** START Records to use **

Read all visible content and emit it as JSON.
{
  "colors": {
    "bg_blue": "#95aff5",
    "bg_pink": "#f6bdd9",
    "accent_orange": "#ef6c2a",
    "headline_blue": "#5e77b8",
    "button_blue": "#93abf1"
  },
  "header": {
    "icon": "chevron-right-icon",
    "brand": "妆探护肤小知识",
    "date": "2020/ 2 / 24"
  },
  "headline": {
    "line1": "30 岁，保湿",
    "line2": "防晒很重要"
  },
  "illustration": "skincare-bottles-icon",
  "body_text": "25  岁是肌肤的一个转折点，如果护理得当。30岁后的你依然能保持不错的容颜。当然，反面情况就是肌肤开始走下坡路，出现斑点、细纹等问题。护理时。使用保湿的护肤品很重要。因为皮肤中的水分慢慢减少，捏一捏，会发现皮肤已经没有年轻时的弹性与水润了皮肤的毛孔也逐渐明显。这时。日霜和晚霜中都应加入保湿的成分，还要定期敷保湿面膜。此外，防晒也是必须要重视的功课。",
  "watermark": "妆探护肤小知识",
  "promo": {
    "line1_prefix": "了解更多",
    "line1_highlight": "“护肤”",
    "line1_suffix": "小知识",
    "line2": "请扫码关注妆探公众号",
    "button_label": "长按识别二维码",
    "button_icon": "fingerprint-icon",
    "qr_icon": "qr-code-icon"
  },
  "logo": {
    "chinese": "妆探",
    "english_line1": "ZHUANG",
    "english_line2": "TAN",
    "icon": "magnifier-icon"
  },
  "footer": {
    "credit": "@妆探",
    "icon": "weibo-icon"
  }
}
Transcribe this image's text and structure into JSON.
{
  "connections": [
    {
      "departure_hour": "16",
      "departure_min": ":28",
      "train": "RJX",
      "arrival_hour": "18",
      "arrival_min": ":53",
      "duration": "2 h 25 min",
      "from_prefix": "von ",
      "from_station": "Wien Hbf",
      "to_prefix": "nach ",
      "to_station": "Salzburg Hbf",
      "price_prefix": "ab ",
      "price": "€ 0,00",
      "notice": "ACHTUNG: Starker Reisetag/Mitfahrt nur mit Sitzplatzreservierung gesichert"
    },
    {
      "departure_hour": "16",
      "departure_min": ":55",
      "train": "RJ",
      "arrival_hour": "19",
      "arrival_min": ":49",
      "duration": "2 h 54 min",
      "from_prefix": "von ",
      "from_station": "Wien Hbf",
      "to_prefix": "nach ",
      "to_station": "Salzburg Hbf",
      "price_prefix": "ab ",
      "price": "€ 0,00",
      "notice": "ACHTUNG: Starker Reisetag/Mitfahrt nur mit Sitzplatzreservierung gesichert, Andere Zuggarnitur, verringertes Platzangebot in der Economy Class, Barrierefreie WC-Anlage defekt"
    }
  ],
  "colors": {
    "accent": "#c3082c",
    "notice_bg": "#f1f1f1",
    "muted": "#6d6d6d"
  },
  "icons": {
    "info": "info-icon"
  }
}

** END Records to use **

Aim: Please return the data above exactly as given.

Written response:
Read all visible content and emit it as JSON.
{
  "colors": {
    "bg_blue": "#95aff5",
    "bg_pink": "#f6bdd9",
    "accent_orange": "#ef6c2a",
    "headline_blue": "#5e77b8",
    "button_blue": "#93abf1"
  },
  "header": {
    "icon": "chevron-right-icon",
    "brand": "妆探护肤小知识",
    "date": "2020/ 2 / 24"
  },
  "headline": {
    "line1": "30 岁，保湿",
    "line2": "防晒很重要"
  },
  "illustration": "skincare-bottles-icon",
  "body_text": "25  岁是肌肤的一个转折点，如果护理得当。30岁后的你依然能保持不错的容颜。当然，反面情况就是肌肤开始走下坡路，出现斑点、细纹等问题。护理时。使用保湿的护肤品很重要。因为皮肤中的水分慢慢减少，捏一捏，会发现皮肤已经没有年轻时的弹性与水润了皮肤的毛孔也逐渐明显。这时。日霜和晚霜中都应加入保湿的成分，还要定期敷保湿面膜。此外，防晒也是必须要重视的功课。",
  "watermark": "妆探护肤小知识",
  "promo": {
    "line1_prefix": "了解更多",
    "line1_highlight": "“护肤”",
    "line1_suffix": "小知识",
    "line2": "请扫码关注妆探公众号",
    "button_label": "长按识别二维码",
    "button_icon": "fingerprint-icon",
    "qr_icon": "qr-code-icon"
  },
  "logo": {
    "chinese": "妆探",
    "english_line1": "ZHUANG",
    "english_line2": "TAN",
    "icon": "magnifier-icon"
  },
  "footer": {
    "credit": "@妆探",
    "icon": "weibo-icon"
  }
}
Transcribe this image's text and structure into JSON.
{
  "connections": [
    {
      "departure_hour": "16",
      "departure_min": ":28",
      "train": "RJX",
      "arrival_hour": "18",
      "arrival_min": ":53",
      "duration": "2 h 25 min",
      "from_prefix": "von ",
      "from_station": "Wien Hbf",
      "to_prefix": "nach ",
      "to_station": "Salzburg Hbf",
      "price_prefix": "ab ",
      "price": "€ 0,00",
      "notice": "ACHTUNG: Starker Reisetag/Mitfahrt nur mit Sitzplatzreservierung gesichert"
    },
    {
      "departure_hour": "16",
      "departure_min": ":55",
      "train": "RJ",
      "arrival_hour": "19",
      "arrival_min": ":49",
      "duration": "2 h 54 min",
      "from_prefix": "von ",
      "from_station": "Wien Hbf",
      "to_prefix": "nach ",
      "to_station": "Salzburg Hbf",
      "price_prefix": "ab ",
      "price": "€ 0,00",
      "notice": "ACHTUNG: Starker Reisetag/Mitfahrt nur mit Sitzplatzreservierung gesichert, Andere Zuggarnitur, verringertes Platzangebot in der Economy Class, Barrierefreie WC-Anlage defekt"
    }
  ],
  "colors": {
    "accent": "#c3082c",
    "notice_bg": "#f1f1f1",
    "muted": "#6d6d6d"
  },
  "icons": {
    "info": "info-icon"
  }
}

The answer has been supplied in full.